§ **Written task**: Pictures do not belong in your copy. Repeat all the other data exactly.

>> Start

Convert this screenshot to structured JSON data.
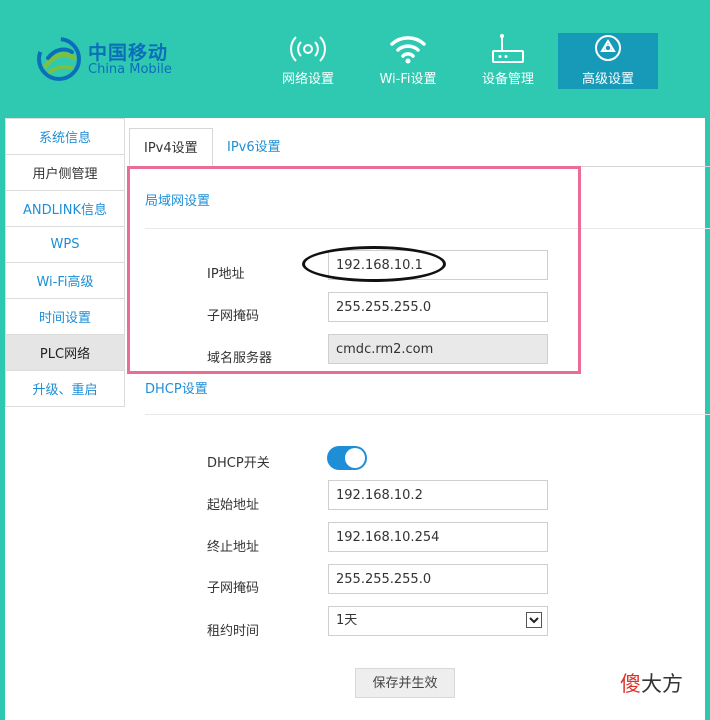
{
  "brand": {
    "name_cn": "中国移动",
    "name_en": "China Mobile",
    "color": "#0a6fb8"
  },
  "nav": [
    {
      "label": "网络设置",
      "icon": "signal-broadcast-icon"
    },
    {
      "label": "Wi-Fi设置",
      "icon": "wifi-icon"
    },
    {
      "label": "设备管理",
      "icon": "router-icon"
    },
    {
      "label": "高级设置",
      "icon": "gear-icon",
      "active": true
    }
  ],
  "sidebar": [
    {
      "label": "系统信息"
    },
    {
      "label": "用户侧管理"
    },
    {
      "label": "ANDLINK信息"
    },
    {
      "label": "WPS"
    },
    {
      "label": "Wi-Fi高级"
    },
    {
      "label": "时间设置"
    },
    {
      "label": "PLC网络",
      "active": true
    },
    {
      "label": "升级、重启"
    }
  ],
  "tabs": [
    {
      "label": "IPv4设置",
      "active": true
    },
    {
      "label": "IPv6设置"
    }
  ],
  "lan": {
    "title": "局域网设置",
    "ip_label": "IP地址",
    "ip_value": "192.168.10.1",
    "mask_label": "子网掩码",
    "mask_value": "255.255.255.0",
    "dns_label": "域名服务器",
    "dns_value": "cmdc.rm2.com"
  },
  "dhcp": {
    "title": "DHCP设置",
    "switch_label": "DHCP开关",
    "switch_on": true,
    "start_label": "起始地址",
    "start_value": "192.168.10.2",
    "end_label": "终止地址",
    "end_value": "192.168.10.254",
    "mask_label": "子网掩码",
    "mask_value": "255.255.255.0",
    "lease_label": "租约时间",
    "lease_value": "1天"
  },
  "save_label": "保存并生效",
  "watermark": {
    "first": "傻",
    "rest": "大方"
  },
  "colors": {
    "header": "#2fc9b1",
    "nav_active": "#169ab8",
    "link": "#1e8fd6",
    "highlight": "#ea6d96"
  }
}
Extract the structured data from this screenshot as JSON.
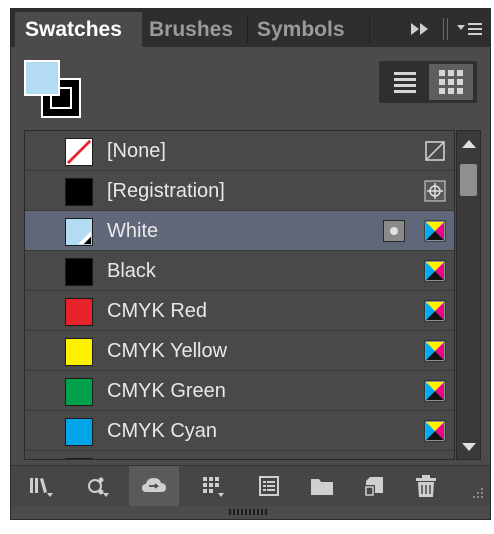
{
  "tabs": [
    {
      "label": "Swatches",
      "active": true
    },
    {
      "label": "Brushes",
      "active": false
    },
    {
      "label": "Symbols",
      "active": false
    }
  ],
  "tabbar_icons": [
    "expand-panel-icon",
    "panel-menu-icon"
  ],
  "fill_stroke": {
    "fill_color": "#b3dbf2",
    "stroke_color": "#000000"
  },
  "view_toggle": {
    "list_icon": "list-view-icon",
    "grid_icon": "thumbnail-view-icon",
    "active": "grid"
  },
  "swatches": [
    {
      "name": "[None]",
      "color": "none",
      "type_icon": "none-icon"
    },
    {
      "name": "[Registration]",
      "color": "#000000",
      "type_icon": "registration-icon"
    },
    {
      "name": "White",
      "color": "#b3dbf2",
      "type_icon": "process-color-icon",
      "selected": true,
      "spot_icon": true
    },
    {
      "name": "Black",
      "color": "#000000",
      "type_icon": "process-color-icon"
    },
    {
      "name": "CMYK Red",
      "color": "#e8232b",
      "type_icon": "process-color-icon"
    },
    {
      "name": "CMYK Yellow",
      "color": "#fff200",
      "type_icon": "process-color-icon"
    },
    {
      "name": "CMYK Green",
      "color": "#00a14b",
      "type_icon": "process-color-icon"
    },
    {
      "name": "CMYK Cyan",
      "color": "#00a5e8",
      "type_icon": "process-color-icon"
    },
    {
      "name": "",
      "color": "#2e3192",
      "type_icon": "process-color-icon"
    }
  ],
  "bottom_icons": [
    "swatch-libraries-icon",
    "show-swatch-kinds-icon",
    "cloud-sync-icon",
    "swatch-options-icon",
    "new-color-group-icon",
    "folder-icon",
    "new-swatch-icon",
    "trash-icon"
  ],
  "colors": {
    "panel_bg": "#4b4b4b",
    "tabbar_bg": "#2e2e2e",
    "selected_row": "#5f6779",
    "text": "#e8e8e8"
  }
}
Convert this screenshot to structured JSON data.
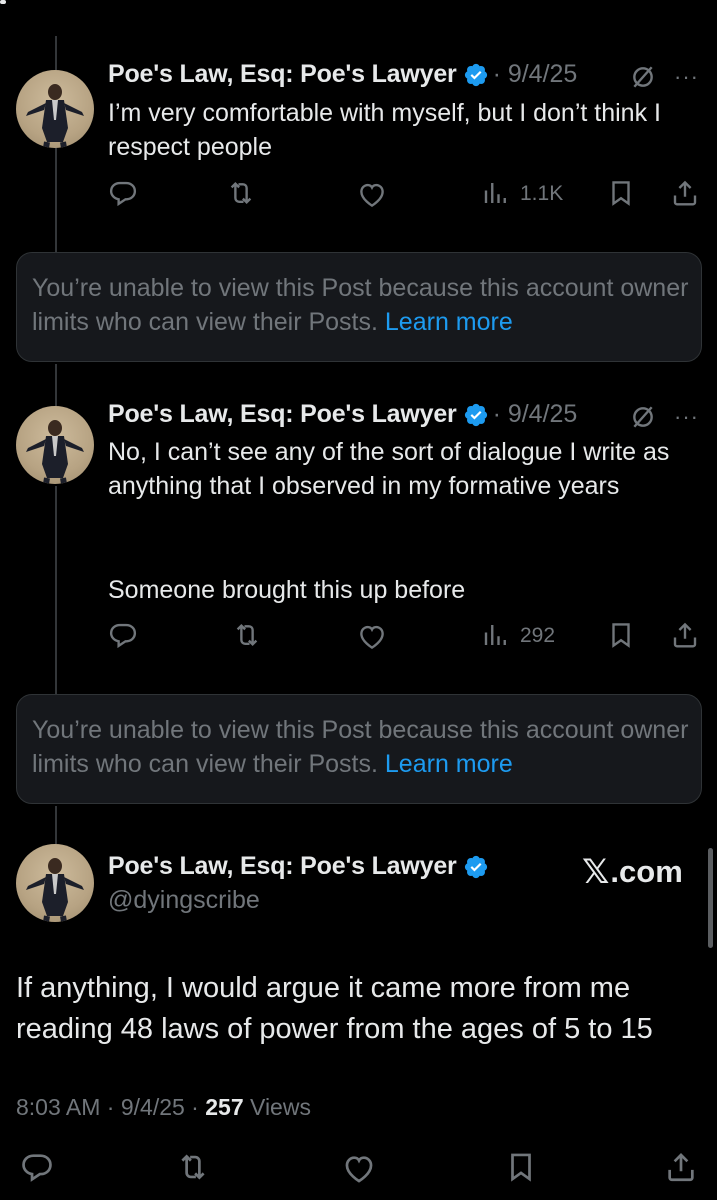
{
  "posts": [
    {
      "name": "Poe's Law, Esq: Poe's Lawyer",
      "date": "· 9/4/25",
      "more": "···",
      "text": "I’m very comfortable with myself, but I don’t think I respect people",
      "views": "1.1K"
    },
    {
      "name": "Poe's Law, Esq: Poe's Lawyer",
      "date": "· 9/4/25",
      "more": "···",
      "text_line1": "No, I can’t see any of the sort of dialogue I write as anything that I observed in my formative years",
      "text_line2": "Someone brought this up before",
      "views": "292"
    }
  ],
  "unavailable": {
    "message": "You’re unable to view this Post because this account owner limits who can view their Posts.",
    "link": "Learn more"
  },
  "main_post": {
    "name": "Poe's Law, Esq: Poe's Lawyer",
    "handle": "@dyingscribe",
    "brand_mark": "𝕏",
    "brand_text": ".com",
    "text": "If anything, I would argue it came more from me reading 48 laws of power from the ages of 5 to 15",
    "time": "8:03 AM",
    "date": "9/4/25",
    "views_count": "257",
    "views_label": "Views"
  },
  "colors": {
    "background": "#000000",
    "text": "#e7e9ea",
    "muted": "#71767b",
    "link": "#1d9bf0",
    "verified": "#1d9bf0"
  }
}
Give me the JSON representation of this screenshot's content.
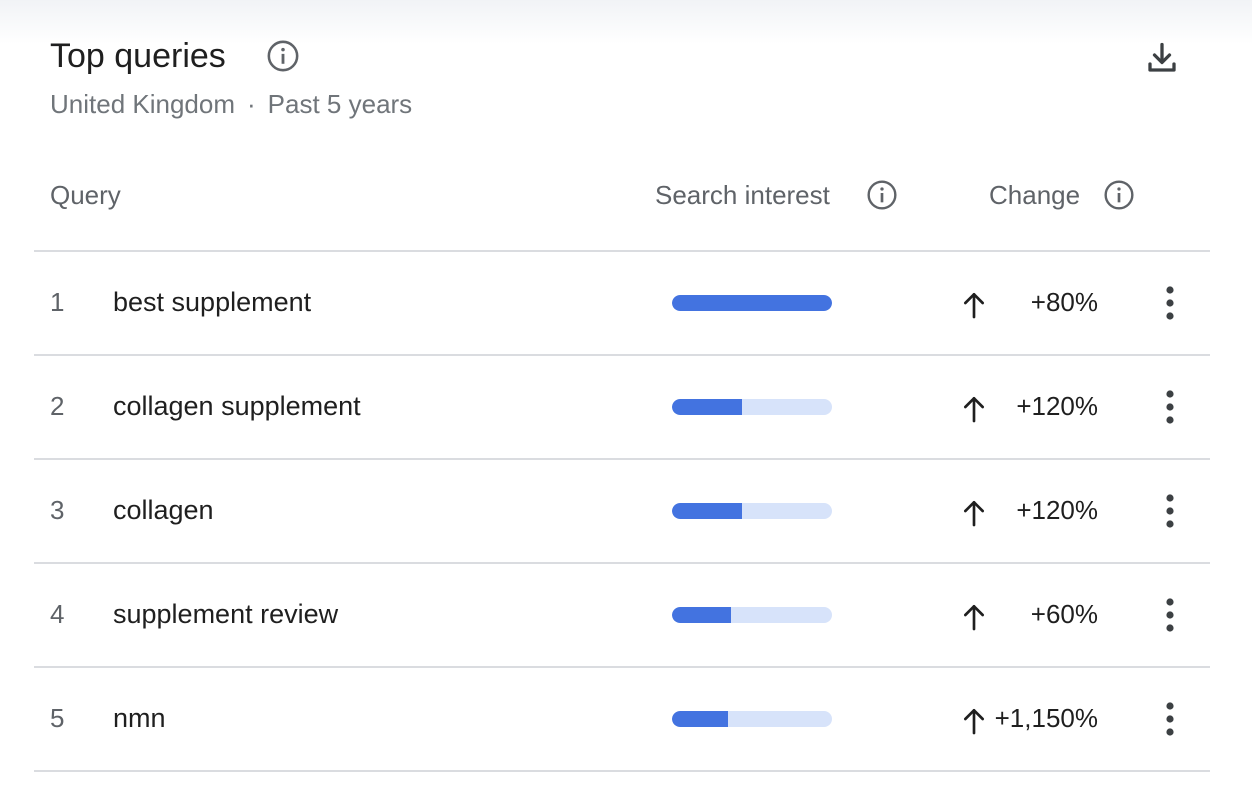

>> End

§ **The result**:
Convert this screenshot to structured JSON data.
{
  "brand": {
    "name_cn": "中国移动",
    "name_en": "China Mobile",
    "color": "#0a6fb8"
  },
  "nav": [
    {
      "label": "网络设置",
      "icon": "signal-broadcast-icon"
    },
    {
      "label": "Wi-Fi设置",
      "icon": "wifi-icon"
    },
    {
      "label": "设备管理",
      "icon": "router-icon"
    },
    {
      "label": "高级设置",
      "icon": "gear-icon",
      "active": true
    }
  ],
  "sidebar": [
    {
      "label": "系统信息"
    },
    {
      "label": "用户侧管理"
    },
    {
      "label": "ANDLINK信息"
    },
    {
      "label": "WPS"
    },
    {
      "label": "Wi-Fi高级"
    },
    {
      "label": "时间设置"
    },
    {
      "label": "PLC网络",
      "active": true
    },
    {
      "label": "升级、重启"
    }
  ],
  "tabs": [
    {
      "label": "IPv4设置",
      "active": true
    },
    {
      "label": "IPv6设置"
    }
  ],
  "lan": {
    "title": "局域网设置",
    "ip_label": "IP地址",
    "ip_value": "192.168.10.1",
    "mask_label": "子网掩码",
    "mask_value": "255.255.255.0",
    "dns_label": "域名服务器",
    "dns_value": "cmdc.rm2.com"
  },
  "dhcp": {
    "title": "DHCP设置",
    "switch_label": "DHCP开关",
    "switch_on": true,
    "start_label": "起始地址",
    "start_value": "192.168.10.2",
    "end_label": "终止地址",
    "end_value": "192.168.10.254",
    "mask_label": "子网掩码",
    "mask_value": "255.255.255.0",
    "lease_label": "租约时间",
    "lease_value": "1天"
  },
  "save_label": "保存并生效",
  "watermark": {
    "first": "傻",
    "rest": "大方"
  },
  "colors": {
    "header": "#2fc9b1",
    "nav_active": "#169ab8",
    "link": "#1e8fd6",
    "highlight": "#ea6d96"
  }
}
Extract the structured data from this screenshot as JSON.
{
  "tabs": [
    {
      "label": "Swatches",
      "active": true
    },
    {
      "label": "Brushes",
      "active": false
    },
    {
      "label": "Symbols",
      "active": false
    }
  ],
  "tabbar_icons": [
    "expand-panel-icon",
    "panel-menu-icon"
  ],
  "fill_stroke": {
    "fill_color": "#b3dbf2",
    "stroke_color": "#000000"
  },
  "view_toggle": {
    "list_icon": "list-view-icon",
    "grid_icon": "thumbnail-view-icon",
    "active": "grid"
  },
  "swatches": [
    {
      "name": "[None]",
      "color": "none",
      "type_icon": "none-icon"
    },
    {
      "name": "[Registration]",
      "color": "#000000",
      "type_icon": "registration-icon"
    },
    {
      "name": "White",
      "color": "#b3dbf2",
      "type_icon": "process-color-icon",
      "selected": true,
      "spot_icon": true
    },
    {
      "name": "Black",
      "color": "#000000",
      "type_icon": "process-color-icon"
    },
    {
      "name": "CMYK Red",
      "color": "#e8232b",
      "type_icon": "process-color-icon"
    },
    {
      "name": "CMYK Yellow",
      "color": "#fff200",
      "type_icon": "process-color-icon"
    },
    {
      "name": "CMYK Green",
      "color": "#00a14b",
      "type_icon": "process-color-icon"
    },
    {
      "name": "CMYK Cyan",
      "color": "#00a5e8",
      "type_icon": "process-color-icon"
    },
    {
      "name": "",
      "color": "#2e3192",
      "type_icon": "process-color-icon"
    }
  ],
  "bottom_icons": [
    "swatch-libraries-icon",
    "show-swatch-kinds-icon",
    "cloud-sync-icon",
    "swatch-options-icon",
    "new-color-group-icon",
    "folder-icon",
    "new-swatch-icon",
    "trash-icon"
  ],
  "colors": {
    "panel_bg": "#4b4b4b",
    "tabbar_bg": "#2e2e2e",
    "selected_row": "#5f6779",
    "text": "#e8e8e8"
  }
}
Convert this screenshot to structured JSON data.
{
  "posts": [
    {
      "name": "Poe's Law, Esq: Poe's Lawyer",
      "date": "· 9/4/25",
      "more": "···",
      "text": "I’m very comfortable with myself, but I don’t think I respect people",
      "views": "1.1K"
    },
    {
      "name": "Poe's Law, Esq: Poe's Lawyer",
      "date": "· 9/4/25",
      "more": "···",
      "text_line1": "No, I can’t see any of the sort of dialogue I write as anything that I observed in my formative years",
      "text_line2": "Someone brought this up before",
      "views": "292"
    }
  ],
  "unavailable": {
    "message": "You’re unable to view this Post because this account owner limits who can view their Posts.",
    "link": "Learn more"
  },
  "main_post": {
    "name": "Poe's Law, Esq: Poe's Lawyer",
    "handle": "@dyingscribe",
    "brand_mark": "𝕏",
    "brand_text": ".com",
    "text": "If anything, I would argue it came more from me reading 48 laws of power from the ages of 5 to 15",
    "time": "8:03 AM",
    "date": "9/4/25",
    "views_count": "257",
    "views_label": "Views"
  },
  "colors": {
    "background": "#000000",
    "text": "#e7e9ea",
    "muted": "#71767b",
    "link": "#1d9bf0",
    "verified": "#1d9bf0"
  }
}
Give me the JSON representation of this screenshot's content.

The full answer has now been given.